----- Records

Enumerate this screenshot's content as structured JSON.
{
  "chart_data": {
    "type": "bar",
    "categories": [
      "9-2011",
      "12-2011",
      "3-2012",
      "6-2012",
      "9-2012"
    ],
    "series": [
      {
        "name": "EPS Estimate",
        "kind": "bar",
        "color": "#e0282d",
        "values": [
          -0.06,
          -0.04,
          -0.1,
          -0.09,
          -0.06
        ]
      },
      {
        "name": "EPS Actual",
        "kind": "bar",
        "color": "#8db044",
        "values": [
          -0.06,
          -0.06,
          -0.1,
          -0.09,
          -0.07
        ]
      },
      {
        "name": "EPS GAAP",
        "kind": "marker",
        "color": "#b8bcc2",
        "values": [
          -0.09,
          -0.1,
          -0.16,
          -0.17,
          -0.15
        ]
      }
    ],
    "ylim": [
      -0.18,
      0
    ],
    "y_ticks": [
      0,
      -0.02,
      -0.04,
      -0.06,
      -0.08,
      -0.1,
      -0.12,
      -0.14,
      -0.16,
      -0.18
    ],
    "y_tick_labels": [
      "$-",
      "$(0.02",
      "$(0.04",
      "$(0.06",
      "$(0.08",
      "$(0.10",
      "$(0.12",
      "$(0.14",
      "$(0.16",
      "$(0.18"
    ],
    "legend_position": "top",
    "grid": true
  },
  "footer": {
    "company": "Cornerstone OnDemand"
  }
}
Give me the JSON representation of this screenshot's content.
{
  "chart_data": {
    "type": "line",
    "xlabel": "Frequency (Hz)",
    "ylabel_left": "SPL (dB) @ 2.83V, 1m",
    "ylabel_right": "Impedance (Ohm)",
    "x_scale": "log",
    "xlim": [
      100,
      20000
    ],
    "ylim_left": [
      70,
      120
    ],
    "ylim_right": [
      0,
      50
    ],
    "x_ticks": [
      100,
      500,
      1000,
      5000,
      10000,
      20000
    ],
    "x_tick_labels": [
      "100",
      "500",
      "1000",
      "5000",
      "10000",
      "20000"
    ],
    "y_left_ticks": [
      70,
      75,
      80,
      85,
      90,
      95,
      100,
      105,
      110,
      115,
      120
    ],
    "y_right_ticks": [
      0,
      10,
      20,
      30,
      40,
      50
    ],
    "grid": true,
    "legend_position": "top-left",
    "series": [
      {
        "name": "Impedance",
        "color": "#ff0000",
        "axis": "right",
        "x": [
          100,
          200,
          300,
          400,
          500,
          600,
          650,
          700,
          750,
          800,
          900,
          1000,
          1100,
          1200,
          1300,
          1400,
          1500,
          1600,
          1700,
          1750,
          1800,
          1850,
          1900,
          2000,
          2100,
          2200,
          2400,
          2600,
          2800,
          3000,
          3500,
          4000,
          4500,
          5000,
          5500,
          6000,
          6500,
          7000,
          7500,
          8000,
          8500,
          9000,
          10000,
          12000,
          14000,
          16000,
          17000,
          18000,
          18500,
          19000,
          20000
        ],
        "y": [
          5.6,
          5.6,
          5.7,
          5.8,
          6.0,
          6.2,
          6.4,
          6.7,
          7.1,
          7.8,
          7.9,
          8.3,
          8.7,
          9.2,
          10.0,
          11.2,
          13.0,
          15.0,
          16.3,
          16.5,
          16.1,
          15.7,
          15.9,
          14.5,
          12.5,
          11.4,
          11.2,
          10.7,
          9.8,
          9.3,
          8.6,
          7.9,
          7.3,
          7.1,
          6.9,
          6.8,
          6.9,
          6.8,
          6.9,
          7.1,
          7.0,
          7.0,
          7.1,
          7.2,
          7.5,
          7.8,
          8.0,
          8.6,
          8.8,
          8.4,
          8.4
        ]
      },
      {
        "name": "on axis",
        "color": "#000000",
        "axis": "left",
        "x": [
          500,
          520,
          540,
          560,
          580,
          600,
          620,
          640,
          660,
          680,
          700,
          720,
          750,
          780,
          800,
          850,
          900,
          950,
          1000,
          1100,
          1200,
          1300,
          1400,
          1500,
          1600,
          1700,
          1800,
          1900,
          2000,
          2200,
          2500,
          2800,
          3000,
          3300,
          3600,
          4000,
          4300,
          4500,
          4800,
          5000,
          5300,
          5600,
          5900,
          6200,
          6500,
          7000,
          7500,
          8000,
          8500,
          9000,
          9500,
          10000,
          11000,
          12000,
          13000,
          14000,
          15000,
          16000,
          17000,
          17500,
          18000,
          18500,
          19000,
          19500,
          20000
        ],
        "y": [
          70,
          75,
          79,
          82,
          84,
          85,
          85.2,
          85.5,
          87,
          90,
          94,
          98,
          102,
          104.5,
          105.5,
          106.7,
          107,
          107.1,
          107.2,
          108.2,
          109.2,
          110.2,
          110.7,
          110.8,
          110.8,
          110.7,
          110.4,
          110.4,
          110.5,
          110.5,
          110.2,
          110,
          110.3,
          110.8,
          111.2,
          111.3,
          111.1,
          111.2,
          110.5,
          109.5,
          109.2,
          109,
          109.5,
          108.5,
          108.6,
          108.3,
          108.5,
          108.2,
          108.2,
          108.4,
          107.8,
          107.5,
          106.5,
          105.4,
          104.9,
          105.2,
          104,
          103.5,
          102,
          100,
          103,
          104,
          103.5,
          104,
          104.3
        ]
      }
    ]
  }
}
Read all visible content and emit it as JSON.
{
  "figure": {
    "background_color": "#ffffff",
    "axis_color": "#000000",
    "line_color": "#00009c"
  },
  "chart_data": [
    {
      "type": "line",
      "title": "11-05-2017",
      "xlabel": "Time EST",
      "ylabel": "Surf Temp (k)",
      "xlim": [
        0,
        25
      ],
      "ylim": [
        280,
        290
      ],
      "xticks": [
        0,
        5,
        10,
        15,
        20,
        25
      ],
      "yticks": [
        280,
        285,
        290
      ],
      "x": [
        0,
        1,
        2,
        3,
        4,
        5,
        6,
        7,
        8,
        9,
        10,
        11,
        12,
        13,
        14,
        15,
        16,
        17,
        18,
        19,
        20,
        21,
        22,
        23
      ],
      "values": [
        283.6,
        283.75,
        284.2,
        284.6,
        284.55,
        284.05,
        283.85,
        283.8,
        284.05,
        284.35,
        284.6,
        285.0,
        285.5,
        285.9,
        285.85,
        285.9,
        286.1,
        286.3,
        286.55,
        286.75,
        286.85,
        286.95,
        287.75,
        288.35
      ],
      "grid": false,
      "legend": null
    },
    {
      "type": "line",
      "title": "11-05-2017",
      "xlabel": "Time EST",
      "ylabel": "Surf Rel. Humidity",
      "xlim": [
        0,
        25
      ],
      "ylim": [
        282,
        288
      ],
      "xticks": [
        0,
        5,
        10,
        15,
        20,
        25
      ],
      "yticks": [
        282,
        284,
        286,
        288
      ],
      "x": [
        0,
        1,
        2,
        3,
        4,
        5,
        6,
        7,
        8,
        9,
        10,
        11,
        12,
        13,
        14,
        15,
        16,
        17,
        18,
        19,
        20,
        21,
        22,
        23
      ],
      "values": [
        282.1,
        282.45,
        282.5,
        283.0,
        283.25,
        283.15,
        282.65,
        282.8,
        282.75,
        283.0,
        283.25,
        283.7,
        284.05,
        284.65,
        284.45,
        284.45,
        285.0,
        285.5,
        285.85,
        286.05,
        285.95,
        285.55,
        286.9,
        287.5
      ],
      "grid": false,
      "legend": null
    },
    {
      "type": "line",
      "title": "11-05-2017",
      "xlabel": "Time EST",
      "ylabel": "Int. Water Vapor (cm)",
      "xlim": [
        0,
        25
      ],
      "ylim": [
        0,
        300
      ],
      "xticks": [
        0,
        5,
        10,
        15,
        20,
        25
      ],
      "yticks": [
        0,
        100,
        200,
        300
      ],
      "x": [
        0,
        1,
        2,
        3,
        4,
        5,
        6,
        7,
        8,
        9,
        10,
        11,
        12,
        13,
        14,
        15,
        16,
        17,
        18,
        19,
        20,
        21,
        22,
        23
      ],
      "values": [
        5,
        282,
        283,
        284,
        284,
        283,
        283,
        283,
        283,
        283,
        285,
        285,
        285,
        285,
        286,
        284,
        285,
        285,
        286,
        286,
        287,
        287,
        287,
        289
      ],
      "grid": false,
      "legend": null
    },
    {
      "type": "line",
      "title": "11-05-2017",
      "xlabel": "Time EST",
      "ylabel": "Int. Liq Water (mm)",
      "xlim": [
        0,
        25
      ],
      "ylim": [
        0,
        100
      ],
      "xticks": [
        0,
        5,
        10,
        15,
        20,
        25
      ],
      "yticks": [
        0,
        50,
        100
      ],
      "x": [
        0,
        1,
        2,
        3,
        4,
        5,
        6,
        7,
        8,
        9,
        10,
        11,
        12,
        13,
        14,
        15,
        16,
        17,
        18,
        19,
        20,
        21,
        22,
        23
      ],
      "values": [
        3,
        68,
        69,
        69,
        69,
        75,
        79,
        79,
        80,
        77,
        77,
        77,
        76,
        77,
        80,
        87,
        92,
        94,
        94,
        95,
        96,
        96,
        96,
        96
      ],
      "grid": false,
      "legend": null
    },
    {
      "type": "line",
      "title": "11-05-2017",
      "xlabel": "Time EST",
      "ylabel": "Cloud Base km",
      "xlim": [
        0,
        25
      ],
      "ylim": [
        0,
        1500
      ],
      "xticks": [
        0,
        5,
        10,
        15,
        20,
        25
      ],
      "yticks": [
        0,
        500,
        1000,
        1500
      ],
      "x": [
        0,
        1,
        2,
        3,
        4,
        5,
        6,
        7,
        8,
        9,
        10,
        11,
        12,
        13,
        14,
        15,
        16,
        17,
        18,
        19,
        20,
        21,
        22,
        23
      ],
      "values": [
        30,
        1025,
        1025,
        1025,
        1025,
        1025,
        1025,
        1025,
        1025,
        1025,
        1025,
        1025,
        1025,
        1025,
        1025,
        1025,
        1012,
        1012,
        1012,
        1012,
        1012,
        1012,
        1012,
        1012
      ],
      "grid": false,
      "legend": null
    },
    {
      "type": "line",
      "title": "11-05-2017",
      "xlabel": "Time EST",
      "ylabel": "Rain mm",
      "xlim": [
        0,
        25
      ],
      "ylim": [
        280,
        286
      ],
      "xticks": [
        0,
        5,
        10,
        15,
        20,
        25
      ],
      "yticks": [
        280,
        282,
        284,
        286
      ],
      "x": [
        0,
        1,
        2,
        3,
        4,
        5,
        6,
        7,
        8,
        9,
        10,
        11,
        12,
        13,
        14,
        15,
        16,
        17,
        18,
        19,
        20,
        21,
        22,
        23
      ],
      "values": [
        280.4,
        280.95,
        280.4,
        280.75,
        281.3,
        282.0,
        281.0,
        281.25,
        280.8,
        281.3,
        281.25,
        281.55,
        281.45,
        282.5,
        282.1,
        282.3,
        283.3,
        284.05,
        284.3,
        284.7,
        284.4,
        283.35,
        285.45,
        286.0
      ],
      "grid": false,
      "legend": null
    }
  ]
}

----------

▸ **Work to do**
Reply with nothing but the number of lines in the data above that contain "JSON".

▸ **Result of the task**
3